§ **EXERCISE AIM**:
Below is a block of records; repeat each one exactly.

§ **RECORDS PROVIDED**:
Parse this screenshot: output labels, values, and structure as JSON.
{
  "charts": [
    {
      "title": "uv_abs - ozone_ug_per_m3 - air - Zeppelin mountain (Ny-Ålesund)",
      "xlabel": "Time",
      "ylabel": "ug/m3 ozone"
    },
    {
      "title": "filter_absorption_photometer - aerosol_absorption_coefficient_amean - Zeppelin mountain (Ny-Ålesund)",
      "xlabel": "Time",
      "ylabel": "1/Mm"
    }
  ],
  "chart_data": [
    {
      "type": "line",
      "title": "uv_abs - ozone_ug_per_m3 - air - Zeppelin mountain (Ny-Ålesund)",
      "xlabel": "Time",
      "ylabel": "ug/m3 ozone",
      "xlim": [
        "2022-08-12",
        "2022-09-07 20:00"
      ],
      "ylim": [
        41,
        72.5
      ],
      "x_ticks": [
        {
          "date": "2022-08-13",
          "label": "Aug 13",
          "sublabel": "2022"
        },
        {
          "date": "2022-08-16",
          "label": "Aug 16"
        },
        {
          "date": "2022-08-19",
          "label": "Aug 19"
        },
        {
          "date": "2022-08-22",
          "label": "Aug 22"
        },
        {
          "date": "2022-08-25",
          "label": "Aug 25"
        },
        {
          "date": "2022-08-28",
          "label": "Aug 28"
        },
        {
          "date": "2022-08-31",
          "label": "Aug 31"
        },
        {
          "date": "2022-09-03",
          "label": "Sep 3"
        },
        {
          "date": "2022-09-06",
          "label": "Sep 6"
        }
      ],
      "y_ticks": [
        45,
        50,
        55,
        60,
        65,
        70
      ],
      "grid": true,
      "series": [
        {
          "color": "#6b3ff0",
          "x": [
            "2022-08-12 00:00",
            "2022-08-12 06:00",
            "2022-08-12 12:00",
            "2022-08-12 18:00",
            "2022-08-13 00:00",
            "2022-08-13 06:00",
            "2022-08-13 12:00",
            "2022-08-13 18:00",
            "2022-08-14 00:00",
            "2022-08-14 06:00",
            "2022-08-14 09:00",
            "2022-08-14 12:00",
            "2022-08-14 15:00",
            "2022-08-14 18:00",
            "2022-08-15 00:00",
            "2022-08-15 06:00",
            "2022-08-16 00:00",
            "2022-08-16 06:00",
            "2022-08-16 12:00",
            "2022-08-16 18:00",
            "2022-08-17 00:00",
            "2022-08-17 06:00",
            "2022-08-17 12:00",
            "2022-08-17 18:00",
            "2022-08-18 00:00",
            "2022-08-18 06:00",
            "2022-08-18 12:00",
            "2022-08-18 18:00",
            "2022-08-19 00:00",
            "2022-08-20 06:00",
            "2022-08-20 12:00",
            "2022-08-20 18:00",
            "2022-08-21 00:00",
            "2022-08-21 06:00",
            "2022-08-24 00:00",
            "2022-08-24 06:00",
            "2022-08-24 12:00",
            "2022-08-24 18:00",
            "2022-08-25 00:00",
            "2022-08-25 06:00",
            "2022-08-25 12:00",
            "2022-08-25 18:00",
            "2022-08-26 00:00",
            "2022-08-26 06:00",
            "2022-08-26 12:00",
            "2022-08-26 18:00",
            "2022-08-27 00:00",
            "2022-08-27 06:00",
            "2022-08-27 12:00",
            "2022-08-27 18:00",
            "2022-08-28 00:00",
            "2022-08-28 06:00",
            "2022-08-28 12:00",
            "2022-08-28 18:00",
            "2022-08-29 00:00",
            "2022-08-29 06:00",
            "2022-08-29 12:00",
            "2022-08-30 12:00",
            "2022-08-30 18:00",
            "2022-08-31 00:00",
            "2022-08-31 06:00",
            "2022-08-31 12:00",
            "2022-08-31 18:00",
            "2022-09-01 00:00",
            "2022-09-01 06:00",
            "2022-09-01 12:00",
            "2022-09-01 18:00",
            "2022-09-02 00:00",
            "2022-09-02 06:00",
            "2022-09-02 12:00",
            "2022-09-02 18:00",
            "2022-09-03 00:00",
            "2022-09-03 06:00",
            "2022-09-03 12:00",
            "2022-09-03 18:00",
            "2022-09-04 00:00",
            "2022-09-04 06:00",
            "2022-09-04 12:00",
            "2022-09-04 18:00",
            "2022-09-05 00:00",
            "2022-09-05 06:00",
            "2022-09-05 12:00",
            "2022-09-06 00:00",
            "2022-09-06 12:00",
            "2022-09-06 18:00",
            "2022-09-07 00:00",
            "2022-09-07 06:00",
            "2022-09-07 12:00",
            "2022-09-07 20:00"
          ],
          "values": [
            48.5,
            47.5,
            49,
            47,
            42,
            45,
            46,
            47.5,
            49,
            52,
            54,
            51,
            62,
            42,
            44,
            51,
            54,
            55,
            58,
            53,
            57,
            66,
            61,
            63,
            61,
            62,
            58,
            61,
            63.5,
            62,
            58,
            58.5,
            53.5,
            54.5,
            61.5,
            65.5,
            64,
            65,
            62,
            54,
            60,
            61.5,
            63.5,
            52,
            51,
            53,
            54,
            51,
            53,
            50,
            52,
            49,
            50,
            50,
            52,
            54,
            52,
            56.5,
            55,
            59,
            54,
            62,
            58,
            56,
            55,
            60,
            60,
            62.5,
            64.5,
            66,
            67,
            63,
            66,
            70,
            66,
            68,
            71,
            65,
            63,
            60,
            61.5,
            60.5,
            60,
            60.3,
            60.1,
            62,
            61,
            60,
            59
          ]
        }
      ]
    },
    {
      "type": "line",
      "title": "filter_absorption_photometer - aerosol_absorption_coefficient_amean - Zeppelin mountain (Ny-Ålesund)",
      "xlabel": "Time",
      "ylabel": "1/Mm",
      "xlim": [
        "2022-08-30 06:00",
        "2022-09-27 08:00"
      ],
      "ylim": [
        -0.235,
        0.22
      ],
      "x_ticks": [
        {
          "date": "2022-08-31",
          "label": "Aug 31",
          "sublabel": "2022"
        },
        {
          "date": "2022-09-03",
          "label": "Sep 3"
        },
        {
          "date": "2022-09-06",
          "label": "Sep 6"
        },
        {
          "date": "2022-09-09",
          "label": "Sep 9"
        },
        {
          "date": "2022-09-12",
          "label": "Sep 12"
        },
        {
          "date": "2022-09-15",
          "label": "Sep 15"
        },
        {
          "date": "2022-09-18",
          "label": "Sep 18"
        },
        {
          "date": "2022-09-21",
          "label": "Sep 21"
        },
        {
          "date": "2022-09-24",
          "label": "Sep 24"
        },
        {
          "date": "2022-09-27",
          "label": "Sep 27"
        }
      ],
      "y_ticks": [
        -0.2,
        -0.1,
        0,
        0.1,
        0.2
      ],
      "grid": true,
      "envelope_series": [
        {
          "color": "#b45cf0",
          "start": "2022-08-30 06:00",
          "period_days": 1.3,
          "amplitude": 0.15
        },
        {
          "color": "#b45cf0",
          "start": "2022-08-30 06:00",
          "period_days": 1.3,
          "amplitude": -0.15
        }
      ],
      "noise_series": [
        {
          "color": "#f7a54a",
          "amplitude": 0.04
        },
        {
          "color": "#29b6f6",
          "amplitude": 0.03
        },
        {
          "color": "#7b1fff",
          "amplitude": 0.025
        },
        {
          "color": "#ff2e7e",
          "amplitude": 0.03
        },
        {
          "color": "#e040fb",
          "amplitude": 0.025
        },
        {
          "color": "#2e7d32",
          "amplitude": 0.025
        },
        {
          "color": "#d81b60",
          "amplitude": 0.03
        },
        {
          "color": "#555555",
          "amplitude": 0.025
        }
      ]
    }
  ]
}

§ **WRITTEN SOLUTION**:
Parse this screenshot: output labels, values, and structure as JSON.
{
  "charts": [
    {
      "title": "uv_abs - ozone_ug_per_m3 - air - Zeppelin mountain (Ny-Ålesund)",
      "xlabel": "Time",
      "ylabel": "ug/m3 ozone"
    },
    {
      "title": "filter_absorption_photometer - aerosol_absorption_coefficient_amean - Zeppelin mountain (Ny-Ålesund)",
      "xlabel": "Time",
      "ylabel": "1/Mm"
    }
  ],
  "chart_data": [
    {
      "type": "line",
      "title": "uv_abs - ozone_ug_per_m3 - air - Zeppelin mountain (Ny-Ålesund)",
      "xlabel": "Time",
      "ylabel": "ug/m3 ozone",
      "xlim": [
        "2022-08-12",
        "2022-09-07 20:00"
      ],
      "ylim": [
        41,
        72.5
      ],
      "x_ticks": [
        {
          "date": "2022-08-13",
          "label": "Aug 13",
          "sublabel": "2022"
        },
        {
          "date": "2022-08-16",
          "label": "Aug 16"
        },
        {
          "date": "2022-08-19",
          "label": "Aug 19"
        },
        {
          "date": "2022-08-22",
          "label": "Aug 22"
        },
        {
          "date": "2022-08-25",
          "label": "Aug 25"
        },
        {
          "date": "2022-08-28",
          "label": "Aug 28"
        },
        {
          "date": "2022-08-31",
          "label": "Aug 31"
        },
        {
          "date": "2022-09-03",
          "label": "Sep 3"
        },
        {
          "date": "2022-09-06",
          "label": "Sep 6"
        }
      ],
      "y_ticks": [
        45,
        50,
        55,
        60,
        65,
        70
      ],
      "grid": true,
      "series": [
        {
          "color": "#6b3ff0",
          "x": [
            "2022-08-12 00:00",
            "2022-08-12 06:00",
            "2022-08-12 12:00",
            "2022-08-12 18:00",
            "2022-08-13 00:00",
            "2022-08-13 06:00",
            "2022-08-13 12:00",
            "2022-08-13 18:00",
            "2022-08-14 00:00",
            "2022-08-14 06:00",
            "2022-08-14 09:00",
            "2022-08-14 12:00",
            "2022-08-14 15:00",
            "2022-08-14 18:00",
            "2022-08-15 00:00",
            "2022-08-15 06:00",
            "2022-08-16 00:00",
            "2022-08-16 06:00",
            "2022-08-16 12:00",
            "2022-08-16 18:00",
            "2022-08-17 00:00",
            "2022-08-17 06:00",
            "2022-08-17 12:00",
            "2022-08-17 18:00",
            "2022-08-18 00:00",
            "2022-08-18 06:00",
            "2022-08-18 12:00",
            "2022-08-18 18:00",
            "2022-08-19 00:00",
            "2022-08-20 06:00",
            "2022-08-20 12:00",
            "2022-08-20 18:00",
            "2022-08-21 00:00",
            "2022-08-21 06:00",
            "2022-08-24 00:00",
            "2022-08-24 06:00",
            "2022-08-24 12:00",
            "2022-08-24 18:00",
            "2022-08-25 00:00",
            "2022-08-25 06:00",
            "2022-08-25 12:00",
            "2022-08-25 18:00",
            "2022-08-26 00:00",
            "2022-08-26 06:00",
            "2022-08-26 12:00",
            "2022-08-26 18:00",
            "2022-08-27 00:00",
            "2022-08-27 06:00",
            "2022-08-27 12:00",
            "2022-08-27 18:00",
            "2022-08-28 00:00",
            "2022-08-28 06:00",
            "2022-08-28 12:00",
            "2022-08-28 18:00",
            "2022-08-29 00:00",
            "2022-08-29 06:00",
            "2022-08-29 12:00",
            "2022-08-30 12:00",
            "2022-08-30 18:00",
            "2022-08-31 00:00",
            "2022-08-31 06:00",
            "2022-08-31 12:00",
            "2022-08-31 18:00",
            "2022-09-01 00:00",
            "2022-09-01 06:00",
            "2022-09-01 12:00",
            "2022-09-01 18:00",
            "2022-09-02 00:00",
            "2022-09-02 06:00",
            "2022-09-02 12:00",
            "2022-09-02 18:00",
            "2022-09-03 00:00",
            "2022-09-03 06:00",
            "2022-09-03 12:00",
            "2022-09-03 18:00",
            "2022-09-04 00:00",
            "2022-09-04 06:00",
            "2022-09-04 12:00",
            "2022-09-04 18:00",
            "2022-09-05 00:00",
            "2022-09-05 06:00",
            "2022-09-05 12:00",
            "2022-09-06 00:00",
            "2022-09-06 12:00",
            "2022-09-06 18:00",
            "2022-09-07 00:00",
            "2022-09-07 06:00",
            "2022-09-07 12:00",
            "2022-09-07 20:00"
          ],
          "values": [
            48.5,
            47.5,
            49,
            47,
            42,
            45,
            46,
            47.5,
            49,
            52,
            54,
            51,
            62,
            42,
            44,
            51,
            54,
            55,
            58,
            53,
            57,
            66,
            61,
            63,
            61,
            62,
            58,
            61,
            63.5,
            62,
            58,
            58.5,
            53.5,
            54.5,
            61.5,
            65.5,
            64,
            65,
            62,
            54,
            60,
            61.5,
            63.5,
            52,
            51,
            53,
            54,
            51,
            53,
            50,
            52,
            49,
            50,
            50,
            52,
            54,
            52,
            56.5,
            55,
            59,
            54,
            62,
            58,
            56,
            55,
            60,
            60,
            62.5,
            64.5,
            66,
            67,
            63,
            66,
            70,
            66,
            68,
            71,
            65,
            63,
            60,
            61.5,
            60.5,
            60,
            60.3,
            60.1,
            62,
            61,
            60,
            59
          ]
        }
      ]
    },
    {
      "type": "line",
      "title": "filter_absorption_photometer - aerosol_absorption_coefficient_amean - Zeppelin mountain (Ny-Ålesund)",
      "xlabel": "Time",
      "ylabel": "1/Mm",
      "xlim": [
        "2022-08-30 06:00",
        "2022-09-27 08:00"
      ],
      "ylim": [
        -0.235,
        0.22
      ],
      "x_ticks": [
        {
          "date": "2022-08-31",
          "label": "Aug 31",
          "sublabel": "2022"
        },
        {
          "date": "2022-09-03",
          "label": "Sep 3"
        },
        {
          "date": "2022-09-06",
          "label": "Sep 6"
        },
        {
          "date": "2022-09-09",
          "label": "Sep 9"
        },
        {
          "date": "2022-09-12",
          "label": "Sep 12"
        },
        {
          "date": "2022-09-15",
          "label": "Sep 15"
        },
        {
          "date": "2022-09-18",
          "label": "Sep 18"
        },
        {
          "date": "2022-09-21",
          "label": "Sep 21"
        },
        {
          "date": "2022-09-24",
          "label": "Sep 24"
        },
        {
          "date": "2022-09-27",
          "label": "Sep 27"
        }
      ],
      "y_ticks": [
        -0.2,
        -0.1,
        0,
        0.1,
        0.2
      ],
      "grid": true,
      "envelope_series": [
        {
          "color": "#b45cf0",
          "start": "2022-08-30 06:00",
          "period_days": 1.3,
          "amplitude": 0.15
        },
        {
          "color": "#b45cf0",
          "start": "2022-08-30 06:00",
          "period_days": 1.3,
          "amplitude": -0.15
        }
      ],
      "noise_series": [
        {
          "color": "#f7a54a",
          "amplitude": 0.04
        },
        {
          "color": "#29b6f6",
          "amplitude": 0.03
        },
        {
          "color": "#7b1fff",
          "amplitude": 0.025
        },
        {
          "color": "#ff2e7e",
          "amplitude": 0.03
        },
        {
          "color": "#e040fb",
          "amplitude": 0.025
        },
        {
          "color": "#2e7d32",
          "amplitude": 0.025
        },
        {
          "color": "#d81b60",
          "amplitude": 0.03
        },
        {
          "color": "#555555",
          "amplitude": 0.025
        }
      ]
    }
  ]
}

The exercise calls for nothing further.